[Transcribed page data]
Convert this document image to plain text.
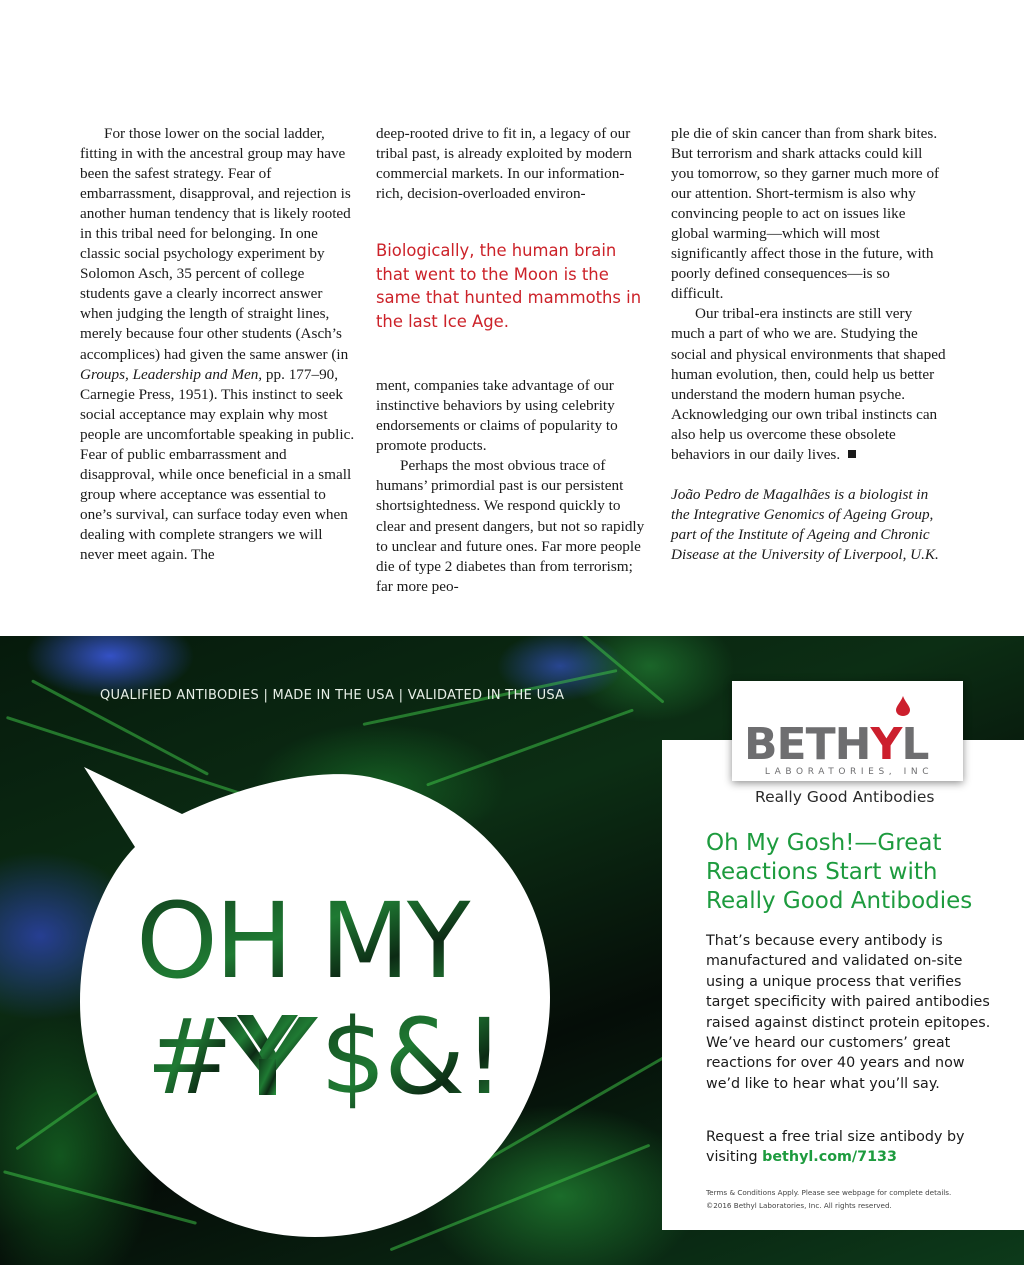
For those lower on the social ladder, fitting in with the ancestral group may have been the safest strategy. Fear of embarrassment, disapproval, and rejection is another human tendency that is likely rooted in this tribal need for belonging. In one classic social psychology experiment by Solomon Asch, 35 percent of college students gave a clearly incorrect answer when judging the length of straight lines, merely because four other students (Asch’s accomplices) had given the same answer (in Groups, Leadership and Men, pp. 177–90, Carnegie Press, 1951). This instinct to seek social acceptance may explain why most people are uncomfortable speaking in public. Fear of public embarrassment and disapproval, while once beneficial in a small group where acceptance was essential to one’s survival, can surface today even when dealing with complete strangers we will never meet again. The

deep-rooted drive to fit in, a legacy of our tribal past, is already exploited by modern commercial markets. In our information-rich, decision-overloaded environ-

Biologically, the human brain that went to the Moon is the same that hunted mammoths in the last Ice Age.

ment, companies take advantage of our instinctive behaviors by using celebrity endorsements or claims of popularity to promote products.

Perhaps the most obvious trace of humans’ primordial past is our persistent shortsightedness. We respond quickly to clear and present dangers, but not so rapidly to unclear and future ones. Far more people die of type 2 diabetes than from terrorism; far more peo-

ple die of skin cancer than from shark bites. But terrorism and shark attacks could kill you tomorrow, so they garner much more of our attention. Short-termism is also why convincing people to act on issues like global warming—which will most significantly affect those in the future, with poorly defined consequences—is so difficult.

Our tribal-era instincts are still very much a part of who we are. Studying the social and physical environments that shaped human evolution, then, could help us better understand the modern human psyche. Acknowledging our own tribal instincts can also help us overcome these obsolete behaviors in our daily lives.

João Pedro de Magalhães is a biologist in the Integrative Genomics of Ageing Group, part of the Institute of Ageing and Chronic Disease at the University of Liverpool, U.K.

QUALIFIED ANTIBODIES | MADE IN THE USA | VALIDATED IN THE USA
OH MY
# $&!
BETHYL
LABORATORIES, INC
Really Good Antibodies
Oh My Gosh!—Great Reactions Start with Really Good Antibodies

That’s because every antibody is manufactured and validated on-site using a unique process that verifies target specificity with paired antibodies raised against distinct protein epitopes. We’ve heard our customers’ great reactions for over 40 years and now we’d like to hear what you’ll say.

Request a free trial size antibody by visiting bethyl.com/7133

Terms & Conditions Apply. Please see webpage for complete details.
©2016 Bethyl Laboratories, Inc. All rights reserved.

■ **Prompt**
Omit every picture, then repeat the remaining data exactly as it appears above.

■ **Output**
Convert this document image to plain text.
For those lower on the social ladder, fitting in with the ancestral group may have been the safest strategy. Fear of embarrassment, disapproval, and rejection is another human tendency that is likely rooted in this tribal need for belonging. In one classic social psychology experiment by Solomon Asch, 35 percent of college students gave a clearly incorrect answer when judging the length of straight lines, merely because four other students (Asch’s accomplices) had given the same answer (in Groups, Leadership and Men, pp. 177–90, Carnegie Press, 1951). This instinct to seek social acceptance may explain why most people are uncomfortable speaking in public. Fear of public embarrassment and disapproval, while once beneficial in a small group where acceptance was essential to one’s survival, can surface today even when dealing with complete strangers we will never meet again. The

deep-rooted drive to fit in, a legacy of our tribal past, is already exploited by modern commercial markets. In our information-rich, decision-overloaded environ-

Biologically, the human brain that went to the Moon is the same that hunted mammoths in the last Ice Age.

ment, companies take advantage of our instinctive behaviors by using celebrity endorsements or claims of popularity to promote products.

Perhaps the most obvious trace of humans’ primordial past is our persistent shortsightedness. We respond quickly to clear and present dangers, but not so rapidly to unclear and future ones. Far more people die of type 2 diabetes than from terrorism; far more peo-

ple die of skin cancer than from shark bites. But terrorism and shark attacks could kill you tomorrow, so they garner much more of our attention. Short-termism is also why convincing people to act on issues like global warming—which will most significantly affect those in the future, with poorly defined consequences—is so difficult.

Our tribal-era instincts are still very much a part of who we are. Studying the social and physical environments that shaped human evolution, then, could help us better understand the modern human psyche. Acknowledging our own tribal instincts can also help us overcome these obsolete behaviors in our daily lives.

João Pedro de Magalhães is a biologist in the Integrative Genomics of Ageing Group, part of the Institute of Ageing and Chronic Disease at the University of Liverpool, U.K.

QUALIFIED ANTIBODIES | MADE IN THE USA | VALIDATED IN THE USA
OH MY
# $&!
BETHYL
LABORATORIES, INC
Really Good Antibodies
Oh My Gosh!—Great Reactions Start with Really Good Antibodies

That’s because every antibody is manufactured and validated on-site using a unique process that verifies target specificity with paired antibodies raised against distinct protein epitopes. We’ve heard our customers’ great reactions for over 40 years and now we’d like to hear what you’ll say.

Request a free trial size antibody by visiting bethyl.com/7133

Terms & Conditions Apply. Please see webpage for complete details.
©2016 Bethyl Laboratories, Inc. All rights reserved.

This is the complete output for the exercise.